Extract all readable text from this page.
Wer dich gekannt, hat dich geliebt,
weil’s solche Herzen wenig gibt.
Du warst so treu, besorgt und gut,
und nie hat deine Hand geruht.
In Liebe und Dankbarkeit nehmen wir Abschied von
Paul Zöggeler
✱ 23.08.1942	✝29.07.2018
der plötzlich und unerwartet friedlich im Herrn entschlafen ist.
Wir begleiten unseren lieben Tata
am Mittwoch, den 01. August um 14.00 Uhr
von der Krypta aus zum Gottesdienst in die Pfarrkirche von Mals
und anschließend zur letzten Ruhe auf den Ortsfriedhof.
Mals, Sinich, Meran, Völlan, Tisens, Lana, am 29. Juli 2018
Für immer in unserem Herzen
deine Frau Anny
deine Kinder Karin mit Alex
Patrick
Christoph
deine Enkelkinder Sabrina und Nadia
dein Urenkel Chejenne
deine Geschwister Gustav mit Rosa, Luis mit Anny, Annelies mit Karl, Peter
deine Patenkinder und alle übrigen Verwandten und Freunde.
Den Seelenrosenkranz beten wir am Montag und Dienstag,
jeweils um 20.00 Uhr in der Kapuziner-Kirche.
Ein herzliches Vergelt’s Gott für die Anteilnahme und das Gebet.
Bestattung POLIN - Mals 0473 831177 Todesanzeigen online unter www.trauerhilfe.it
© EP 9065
────────────────────
EXERCISE GOAL: Copy out the full material exactly as it appears.

SOLUTION BELOW:
Extract all readable text from this page.
Wer dich gekannt, hat dich geliebt,
weil’s solche Herzen wenig gibt.
Du warst so treu, besorgt und gut,
und nie hat deine Hand geruht.
In Liebe und Dankbarkeit nehmen wir Abschied von
Paul Zöggeler
✱ 23.08.1942	✝29.07.2018
der plötzlich und unerwartet friedlich im Herrn entschlafen ist.
Wir begleiten unseren lieben Tata
am Mittwoch, den 01. August um 14.00 Uhr
von der Krypta aus zum Gottesdienst in die Pfarrkirche von Mals
und anschließend zur letzten Ruhe auf den Ortsfriedhof.
Mals, Sinich, Meran, Völlan, Tisens, Lana, am 29. Juli 2018
Für immer in unserem Herzen
deine Frau Anny
deine Kinder Karin mit Alex
Patrick
Christoph
deine Enkelkinder Sabrina und Nadia
dein Urenkel Chejenne
deine Geschwister Gustav mit Rosa, Luis mit Anny, Annelies mit Karl, Peter
deine Patenkinder und alle übrigen Verwandten und Freunde.
Den Seelenrosenkranz beten wir am Montag und Dienstag,
jeweils um 20.00 Uhr in der Kapuziner-Kirche.
Ein herzliches Vergelt’s Gott für die Anteilnahme und das Gebet.
Bestattung POLIN - Mals 0473 831177 Todesanzeigen online unter www.trauerhilfe.it
© EP 9065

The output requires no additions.